* **What you should do**: Look through the data below and, wherever a line carries the word "Castillo", please copy that line.

─── Supplied records

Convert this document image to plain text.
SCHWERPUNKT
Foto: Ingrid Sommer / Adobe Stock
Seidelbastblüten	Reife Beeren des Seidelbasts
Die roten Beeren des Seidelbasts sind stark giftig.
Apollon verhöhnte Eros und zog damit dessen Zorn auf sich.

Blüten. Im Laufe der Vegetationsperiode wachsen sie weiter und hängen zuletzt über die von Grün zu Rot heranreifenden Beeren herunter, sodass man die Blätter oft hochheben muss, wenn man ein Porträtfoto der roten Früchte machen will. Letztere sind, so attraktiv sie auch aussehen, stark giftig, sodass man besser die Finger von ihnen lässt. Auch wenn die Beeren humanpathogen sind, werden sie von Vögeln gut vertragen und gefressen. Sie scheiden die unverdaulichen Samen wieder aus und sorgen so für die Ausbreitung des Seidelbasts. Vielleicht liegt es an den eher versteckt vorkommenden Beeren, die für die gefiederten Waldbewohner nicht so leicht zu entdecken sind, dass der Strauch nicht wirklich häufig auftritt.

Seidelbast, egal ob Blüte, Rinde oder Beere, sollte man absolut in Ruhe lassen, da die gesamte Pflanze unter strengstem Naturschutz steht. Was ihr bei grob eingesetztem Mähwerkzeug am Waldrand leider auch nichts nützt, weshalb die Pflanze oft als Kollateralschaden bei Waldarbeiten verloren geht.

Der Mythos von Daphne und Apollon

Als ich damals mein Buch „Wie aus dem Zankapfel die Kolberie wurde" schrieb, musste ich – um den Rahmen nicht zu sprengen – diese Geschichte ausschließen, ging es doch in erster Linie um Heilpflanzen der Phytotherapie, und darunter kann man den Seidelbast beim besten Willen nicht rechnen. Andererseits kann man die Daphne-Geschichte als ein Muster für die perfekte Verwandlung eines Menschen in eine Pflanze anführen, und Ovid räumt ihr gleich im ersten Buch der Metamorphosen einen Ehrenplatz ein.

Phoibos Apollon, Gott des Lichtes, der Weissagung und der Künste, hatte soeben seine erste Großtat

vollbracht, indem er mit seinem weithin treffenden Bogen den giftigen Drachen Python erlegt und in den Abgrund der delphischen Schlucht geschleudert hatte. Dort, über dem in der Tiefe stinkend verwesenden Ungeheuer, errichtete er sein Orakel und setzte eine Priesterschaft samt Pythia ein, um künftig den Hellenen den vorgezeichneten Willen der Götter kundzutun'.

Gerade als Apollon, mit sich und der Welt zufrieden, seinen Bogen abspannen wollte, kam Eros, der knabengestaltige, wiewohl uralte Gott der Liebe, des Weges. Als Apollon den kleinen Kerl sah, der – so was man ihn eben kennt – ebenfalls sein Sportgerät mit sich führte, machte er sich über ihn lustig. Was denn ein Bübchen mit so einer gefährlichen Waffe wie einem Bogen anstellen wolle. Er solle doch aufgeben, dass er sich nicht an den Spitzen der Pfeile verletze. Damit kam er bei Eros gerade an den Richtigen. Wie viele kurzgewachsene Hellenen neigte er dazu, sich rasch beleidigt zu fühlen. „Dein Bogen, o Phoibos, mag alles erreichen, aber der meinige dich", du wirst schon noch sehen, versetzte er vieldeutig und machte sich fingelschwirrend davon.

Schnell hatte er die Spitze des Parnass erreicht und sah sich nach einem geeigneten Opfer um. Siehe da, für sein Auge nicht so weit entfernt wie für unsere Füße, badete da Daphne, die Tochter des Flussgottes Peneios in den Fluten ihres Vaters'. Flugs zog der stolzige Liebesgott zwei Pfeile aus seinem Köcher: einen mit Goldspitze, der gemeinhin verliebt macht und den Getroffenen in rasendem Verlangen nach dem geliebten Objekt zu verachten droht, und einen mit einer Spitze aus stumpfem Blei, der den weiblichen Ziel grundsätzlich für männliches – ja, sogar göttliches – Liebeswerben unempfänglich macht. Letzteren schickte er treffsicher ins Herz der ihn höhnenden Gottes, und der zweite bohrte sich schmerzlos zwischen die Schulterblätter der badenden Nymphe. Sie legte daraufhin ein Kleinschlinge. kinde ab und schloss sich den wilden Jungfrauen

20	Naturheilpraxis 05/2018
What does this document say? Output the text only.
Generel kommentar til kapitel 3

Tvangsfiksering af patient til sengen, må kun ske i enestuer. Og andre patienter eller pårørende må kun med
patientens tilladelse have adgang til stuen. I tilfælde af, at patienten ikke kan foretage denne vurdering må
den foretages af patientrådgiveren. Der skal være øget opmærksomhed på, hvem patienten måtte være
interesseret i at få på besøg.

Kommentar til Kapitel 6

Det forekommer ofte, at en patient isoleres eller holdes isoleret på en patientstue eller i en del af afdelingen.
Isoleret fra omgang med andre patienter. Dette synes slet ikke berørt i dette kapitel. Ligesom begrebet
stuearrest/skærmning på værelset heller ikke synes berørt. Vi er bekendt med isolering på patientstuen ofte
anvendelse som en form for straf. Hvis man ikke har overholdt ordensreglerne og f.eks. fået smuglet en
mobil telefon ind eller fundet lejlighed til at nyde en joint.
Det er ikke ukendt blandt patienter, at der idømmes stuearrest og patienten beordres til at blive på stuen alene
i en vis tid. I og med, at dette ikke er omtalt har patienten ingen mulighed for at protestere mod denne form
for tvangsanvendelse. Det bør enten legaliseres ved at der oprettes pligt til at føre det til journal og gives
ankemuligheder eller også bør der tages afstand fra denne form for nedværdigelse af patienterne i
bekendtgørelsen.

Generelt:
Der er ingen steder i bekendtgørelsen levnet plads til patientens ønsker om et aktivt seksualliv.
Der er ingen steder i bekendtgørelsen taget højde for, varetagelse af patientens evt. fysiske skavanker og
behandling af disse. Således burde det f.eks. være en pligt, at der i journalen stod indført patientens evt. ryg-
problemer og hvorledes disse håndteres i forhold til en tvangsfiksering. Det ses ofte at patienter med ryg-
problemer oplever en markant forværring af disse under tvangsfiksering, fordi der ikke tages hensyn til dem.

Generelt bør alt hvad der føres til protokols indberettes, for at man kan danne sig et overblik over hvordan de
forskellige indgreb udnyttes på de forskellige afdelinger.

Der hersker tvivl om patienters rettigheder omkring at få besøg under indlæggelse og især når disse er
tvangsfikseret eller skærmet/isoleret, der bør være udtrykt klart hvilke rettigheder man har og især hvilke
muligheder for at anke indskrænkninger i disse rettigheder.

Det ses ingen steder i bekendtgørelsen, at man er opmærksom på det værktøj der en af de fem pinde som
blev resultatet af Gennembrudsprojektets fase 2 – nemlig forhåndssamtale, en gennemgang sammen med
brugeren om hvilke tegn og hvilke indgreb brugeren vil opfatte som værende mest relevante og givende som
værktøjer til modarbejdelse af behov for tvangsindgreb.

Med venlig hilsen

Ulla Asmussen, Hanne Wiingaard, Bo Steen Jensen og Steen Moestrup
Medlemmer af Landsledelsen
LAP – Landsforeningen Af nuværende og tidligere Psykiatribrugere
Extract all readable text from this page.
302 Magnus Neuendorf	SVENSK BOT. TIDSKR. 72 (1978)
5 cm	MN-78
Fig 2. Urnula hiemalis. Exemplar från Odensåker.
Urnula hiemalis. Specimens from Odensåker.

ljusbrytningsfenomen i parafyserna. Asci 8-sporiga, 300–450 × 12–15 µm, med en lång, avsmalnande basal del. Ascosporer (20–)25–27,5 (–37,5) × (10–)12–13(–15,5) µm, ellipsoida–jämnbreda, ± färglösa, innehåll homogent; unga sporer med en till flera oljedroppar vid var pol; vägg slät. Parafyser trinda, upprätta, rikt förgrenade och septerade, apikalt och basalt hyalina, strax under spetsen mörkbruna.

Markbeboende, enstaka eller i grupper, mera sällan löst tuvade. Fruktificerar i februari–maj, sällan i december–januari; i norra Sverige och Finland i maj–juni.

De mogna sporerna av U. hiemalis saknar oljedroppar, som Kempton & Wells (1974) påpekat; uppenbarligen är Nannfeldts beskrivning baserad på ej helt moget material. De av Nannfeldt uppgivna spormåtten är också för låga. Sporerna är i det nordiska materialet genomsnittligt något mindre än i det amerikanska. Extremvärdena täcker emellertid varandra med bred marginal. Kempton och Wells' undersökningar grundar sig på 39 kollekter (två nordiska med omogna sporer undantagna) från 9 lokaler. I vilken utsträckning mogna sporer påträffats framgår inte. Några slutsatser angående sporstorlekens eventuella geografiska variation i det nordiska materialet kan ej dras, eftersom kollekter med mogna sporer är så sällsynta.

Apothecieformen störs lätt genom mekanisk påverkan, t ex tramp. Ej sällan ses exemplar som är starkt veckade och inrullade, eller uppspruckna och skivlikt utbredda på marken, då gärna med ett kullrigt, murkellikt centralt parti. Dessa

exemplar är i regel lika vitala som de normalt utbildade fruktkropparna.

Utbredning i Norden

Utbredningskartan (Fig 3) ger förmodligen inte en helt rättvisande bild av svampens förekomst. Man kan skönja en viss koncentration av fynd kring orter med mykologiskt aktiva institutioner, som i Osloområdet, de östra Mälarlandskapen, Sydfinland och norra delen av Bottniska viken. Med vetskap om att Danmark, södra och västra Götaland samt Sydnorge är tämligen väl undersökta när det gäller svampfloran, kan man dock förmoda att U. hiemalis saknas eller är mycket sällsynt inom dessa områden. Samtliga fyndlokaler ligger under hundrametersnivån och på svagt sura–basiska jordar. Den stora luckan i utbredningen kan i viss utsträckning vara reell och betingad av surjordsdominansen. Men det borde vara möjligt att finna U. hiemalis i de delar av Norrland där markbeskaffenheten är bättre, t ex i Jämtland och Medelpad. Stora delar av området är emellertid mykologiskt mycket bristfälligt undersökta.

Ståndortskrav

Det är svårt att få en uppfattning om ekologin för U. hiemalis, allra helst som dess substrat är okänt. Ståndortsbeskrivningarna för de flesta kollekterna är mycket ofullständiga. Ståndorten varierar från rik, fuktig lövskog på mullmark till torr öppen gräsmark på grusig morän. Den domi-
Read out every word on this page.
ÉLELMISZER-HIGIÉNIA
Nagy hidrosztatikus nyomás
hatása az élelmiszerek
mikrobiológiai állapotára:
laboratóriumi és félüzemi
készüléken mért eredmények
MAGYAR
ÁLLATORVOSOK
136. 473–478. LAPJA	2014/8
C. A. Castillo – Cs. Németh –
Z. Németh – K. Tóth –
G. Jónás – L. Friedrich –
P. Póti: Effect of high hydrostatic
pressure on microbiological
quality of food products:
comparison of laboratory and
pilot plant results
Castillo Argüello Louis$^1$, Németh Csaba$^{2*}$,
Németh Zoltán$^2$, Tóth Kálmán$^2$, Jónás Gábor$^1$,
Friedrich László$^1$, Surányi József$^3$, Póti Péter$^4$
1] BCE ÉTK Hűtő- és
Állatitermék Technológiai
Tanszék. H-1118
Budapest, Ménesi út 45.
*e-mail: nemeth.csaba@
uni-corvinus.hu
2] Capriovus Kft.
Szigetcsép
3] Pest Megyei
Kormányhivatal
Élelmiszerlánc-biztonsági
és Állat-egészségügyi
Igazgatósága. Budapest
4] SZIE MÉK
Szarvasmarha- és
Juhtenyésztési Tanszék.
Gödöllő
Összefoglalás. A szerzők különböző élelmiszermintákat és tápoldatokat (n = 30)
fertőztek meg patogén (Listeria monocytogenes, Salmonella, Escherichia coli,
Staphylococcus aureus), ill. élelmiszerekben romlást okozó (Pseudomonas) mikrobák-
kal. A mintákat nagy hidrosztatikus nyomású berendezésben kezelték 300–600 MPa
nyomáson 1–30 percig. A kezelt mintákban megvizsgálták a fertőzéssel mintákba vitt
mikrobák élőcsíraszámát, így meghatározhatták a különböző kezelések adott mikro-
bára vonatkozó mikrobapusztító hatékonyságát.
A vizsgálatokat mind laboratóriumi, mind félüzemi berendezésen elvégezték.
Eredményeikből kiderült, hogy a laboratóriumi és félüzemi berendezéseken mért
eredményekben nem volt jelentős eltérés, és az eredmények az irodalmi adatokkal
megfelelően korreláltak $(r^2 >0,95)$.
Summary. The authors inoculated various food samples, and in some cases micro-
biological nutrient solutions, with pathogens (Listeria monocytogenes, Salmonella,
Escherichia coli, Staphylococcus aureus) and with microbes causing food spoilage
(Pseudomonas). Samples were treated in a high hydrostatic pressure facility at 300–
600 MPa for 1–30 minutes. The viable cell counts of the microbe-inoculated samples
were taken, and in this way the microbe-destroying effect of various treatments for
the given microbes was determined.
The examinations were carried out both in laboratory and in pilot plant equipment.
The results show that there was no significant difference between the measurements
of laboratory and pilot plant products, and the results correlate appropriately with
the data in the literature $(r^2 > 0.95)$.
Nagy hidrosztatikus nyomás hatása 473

──────

* **Written solution**:
C. A. Castillo – Cs. Németh –
Castillo Argüello Louis$^1$, Németh Csaba$^{2*}$,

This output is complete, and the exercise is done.